[begin ARTICLE]
Stephen Shankland has been a reporter at CNET since 1998 and writes about processors, digital photography, AI, quantum computing, computer science, materials science, supercomputers, drones, browsers, 3D printing, USB, and new computing technology in general. He has a soft spot in his heart for standards groups and I/O interfaces. His first big scoop was about radioactive cat poop.

With new hardware, software and artificial intelligence technology, Google expects significant photography improvements to its Pixel 7 Pro . And CNET has the exclusive deep dive into exactly what the company has done with its smartphone camera.

In part because of Google's photography technology, Google positions its $899 flagship Android phone as a direct competitor to Apple's $1,099 iPhone 14 Pro Max, though the smaller $999 iPhone 14 Pro has the same camera hardware.

Google's Pixel phones haven't sold well compared with models from Samsung and Apple. But they've earned high marks for photography year after year. And if anything is going to win customers over, it'll be camera technology.
[end ARTICLE]
[begin EXTRACTED RECORDS]
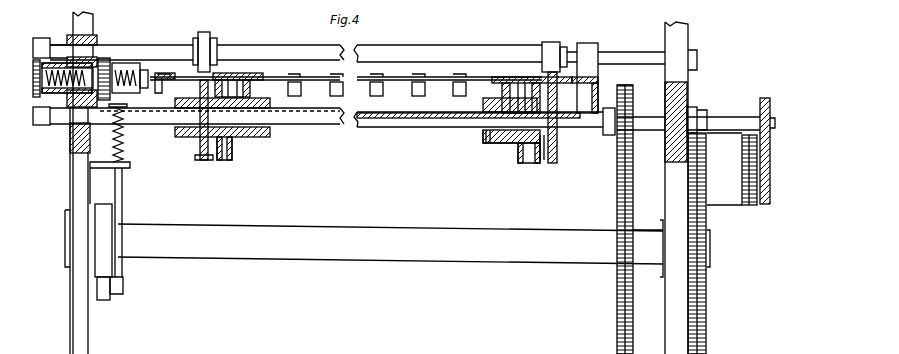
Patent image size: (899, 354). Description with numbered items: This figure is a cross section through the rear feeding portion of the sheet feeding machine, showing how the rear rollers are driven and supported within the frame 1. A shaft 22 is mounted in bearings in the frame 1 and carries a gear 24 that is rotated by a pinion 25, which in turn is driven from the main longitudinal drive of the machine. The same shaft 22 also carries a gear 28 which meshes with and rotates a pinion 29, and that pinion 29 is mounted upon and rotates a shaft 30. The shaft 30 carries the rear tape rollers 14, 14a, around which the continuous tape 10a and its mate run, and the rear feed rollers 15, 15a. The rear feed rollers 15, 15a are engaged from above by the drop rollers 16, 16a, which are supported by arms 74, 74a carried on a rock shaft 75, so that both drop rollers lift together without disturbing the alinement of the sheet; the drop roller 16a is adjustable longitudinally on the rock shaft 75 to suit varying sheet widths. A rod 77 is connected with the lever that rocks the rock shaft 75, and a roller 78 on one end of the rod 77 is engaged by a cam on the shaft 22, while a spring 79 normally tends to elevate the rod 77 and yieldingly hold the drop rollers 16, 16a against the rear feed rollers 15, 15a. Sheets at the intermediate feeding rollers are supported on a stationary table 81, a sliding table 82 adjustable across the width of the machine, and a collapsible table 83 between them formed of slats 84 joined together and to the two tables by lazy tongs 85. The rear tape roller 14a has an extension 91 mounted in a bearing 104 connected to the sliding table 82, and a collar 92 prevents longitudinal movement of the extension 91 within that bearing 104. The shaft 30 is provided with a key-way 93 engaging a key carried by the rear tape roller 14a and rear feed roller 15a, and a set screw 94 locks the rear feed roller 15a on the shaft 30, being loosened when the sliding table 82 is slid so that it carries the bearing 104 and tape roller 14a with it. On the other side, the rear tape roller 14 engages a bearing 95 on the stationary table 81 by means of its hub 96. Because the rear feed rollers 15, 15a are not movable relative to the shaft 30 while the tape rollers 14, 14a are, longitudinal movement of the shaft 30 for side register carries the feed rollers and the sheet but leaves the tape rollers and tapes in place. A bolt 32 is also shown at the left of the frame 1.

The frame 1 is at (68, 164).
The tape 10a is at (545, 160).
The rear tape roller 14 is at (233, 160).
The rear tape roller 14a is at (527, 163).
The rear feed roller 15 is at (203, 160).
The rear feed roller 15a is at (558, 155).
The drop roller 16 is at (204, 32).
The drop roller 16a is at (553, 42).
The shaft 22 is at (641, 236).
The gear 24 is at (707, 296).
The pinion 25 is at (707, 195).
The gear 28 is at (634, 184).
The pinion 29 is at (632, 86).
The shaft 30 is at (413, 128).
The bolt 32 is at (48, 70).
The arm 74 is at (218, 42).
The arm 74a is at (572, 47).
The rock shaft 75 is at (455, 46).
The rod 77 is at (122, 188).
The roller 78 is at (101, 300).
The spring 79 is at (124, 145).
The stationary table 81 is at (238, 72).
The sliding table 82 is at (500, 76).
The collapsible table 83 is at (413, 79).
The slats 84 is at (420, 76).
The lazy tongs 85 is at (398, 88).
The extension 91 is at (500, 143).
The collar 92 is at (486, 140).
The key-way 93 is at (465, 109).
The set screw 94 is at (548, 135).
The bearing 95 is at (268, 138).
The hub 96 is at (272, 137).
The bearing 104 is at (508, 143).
[end EXTRACTED RECORDS]
TASK REQUIREMENTS
A. What price does the Pixel 7 Pro article give for Google's flagship Android phone?
B. Please pick up the Pixel 7 Pro article after its last sentence and carry it on.
The records are separate material from the Pixel 7 Pro article.

OUTPUTS FOR THE TASKS
A. $899

B.
Last year's Pixel 6 Pro introduced a "camera bar" housing three rear cameras -- its 50-megapixel main camera, a 0.7x ultrawide angle and a 4x telephoto. The Pixel 7 models' keeps the same 50-megapixel camera and f1.85 aperture but houses it in a restyled camera bar. On the Pixel 7 Pro, the ultrawide has the same sensor as last year but gets a macro mode, f2.2 aperture, autofocus and a wider 0.5x zoom. The 7 Pro's telephoto's zoom magnification extends to 5x with an f3.5 aperture, and a new 48-megapixel telephoto sensor enables a 10x zoom mode without using any digital magnification tricks. Both phones get a new front-facing selfie camera.

But the Pixel 7 Pro's improved hardware foundation is only part of the story. New computational photography technology enabled by new AI algorithms and Google's new Tensor G2 processor speeds up Night Sight, unblurs faces, stabilizes video better and merges data from multiple cameras to improve image quality for intermediate zoom levels like 3x. That's more like how a traditional camera behaves.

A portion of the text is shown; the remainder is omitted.